Your instructions:
Please quote every line word for word.

Supplied entries:
* Start *

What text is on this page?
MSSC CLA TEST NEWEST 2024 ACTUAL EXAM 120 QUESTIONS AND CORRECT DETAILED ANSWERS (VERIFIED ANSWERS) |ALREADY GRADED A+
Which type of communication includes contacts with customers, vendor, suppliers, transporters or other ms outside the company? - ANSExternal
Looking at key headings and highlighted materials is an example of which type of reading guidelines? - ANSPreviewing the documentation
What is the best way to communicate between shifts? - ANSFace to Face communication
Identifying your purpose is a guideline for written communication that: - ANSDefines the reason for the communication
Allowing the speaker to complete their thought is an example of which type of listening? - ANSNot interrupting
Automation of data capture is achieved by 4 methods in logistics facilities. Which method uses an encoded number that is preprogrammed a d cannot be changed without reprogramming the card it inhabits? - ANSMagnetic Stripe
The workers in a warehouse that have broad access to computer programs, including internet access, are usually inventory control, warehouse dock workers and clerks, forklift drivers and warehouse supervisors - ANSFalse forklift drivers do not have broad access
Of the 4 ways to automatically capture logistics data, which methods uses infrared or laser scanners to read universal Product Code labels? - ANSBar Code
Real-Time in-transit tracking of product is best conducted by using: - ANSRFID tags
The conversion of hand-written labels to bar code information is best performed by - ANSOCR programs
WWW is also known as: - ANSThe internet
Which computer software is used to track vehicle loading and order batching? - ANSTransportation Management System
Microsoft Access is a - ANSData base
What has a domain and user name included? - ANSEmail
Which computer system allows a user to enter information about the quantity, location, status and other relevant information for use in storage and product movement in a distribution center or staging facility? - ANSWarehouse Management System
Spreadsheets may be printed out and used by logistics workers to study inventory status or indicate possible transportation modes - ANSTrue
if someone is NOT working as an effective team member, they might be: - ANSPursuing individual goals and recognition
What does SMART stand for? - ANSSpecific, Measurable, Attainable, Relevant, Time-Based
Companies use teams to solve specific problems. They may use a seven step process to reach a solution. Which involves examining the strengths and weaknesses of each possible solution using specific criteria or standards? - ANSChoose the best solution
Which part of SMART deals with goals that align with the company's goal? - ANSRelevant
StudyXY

* End *

Correct response:
What text is on this page?
MSSC CLA TEST NEWEST 2024 ACTUAL EXAM 120 QUESTIONS AND CORRECT DETAILED ANSWERS (VERIFIED ANSWERS) |ALREADY GRADED A+
Which type of communication includes contacts with customers, vendor, suppliers, transporters or other ms outside the company? - ANSExternal
Looking at key headings and highlighted materials is an example of which type of reading guidelines? - ANSPreviewing the documentation
What is the best way to communicate between shifts? - ANSFace to Face communication
Identifying your purpose is a guideline for written communication that: - ANSDefines the reason for the communication
Allowing the speaker to complete their thought is an example of which type of listening? - ANSNot interrupting
Automation of data capture is achieved by 4 methods in logistics facilities. Which method uses an encoded number that is preprogrammed a d cannot be changed without reprogramming the card it inhabits? - ANSMagnetic Stripe
The workers in a warehouse that have broad access to computer programs, including internet access, are usually inventory control, warehouse dock workers and clerks, forklift drivers and warehouse supervisors - ANSFalse forklift drivers do not have broad access
Of the 4 ways to automatically capture logistics data, which methods uses infrared or laser scanners to read universal Product Code labels? - ANSBar Code
Real-Time in-transit tracking of product is best conducted by using: - ANSRFID tags
The conversion of hand-written labels to bar code information is best performed by - ANSOCR programs
WWW is also known as: - ANSThe internet
Which computer software is used to track vehicle loading and order batching? - ANSTransportation Management System
Microsoft Access is a - ANSData base
What has a domain and user name included? - ANSEmail
Which computer system allows a user to enter information about the quantity, location, status and other relevant information for use in storage and product movement in a distribution center or staging facility? - ANSWarehouse Management System
Spreadsheets may be printed out and used by logistics workers to study inventory status or indicate possible transportation modes - ANSTrue
if someone is NOT working as an effective team member, they might be: - ANSPursuing individual goals and recognition
What does SMART stand for? - ANSSpecific, Measurable, Attainable, Relevant, Time-Based
Companies use teams to solve specific problems. They may use a seven step process to reach a solution. Which involves examining the strengths and weaknesses of each possible solution using specific criteria or standards? - ANSChoose the best solution
Which part of SMART deals with goals that align with the company's goal? - ANSRelevant
StudyXY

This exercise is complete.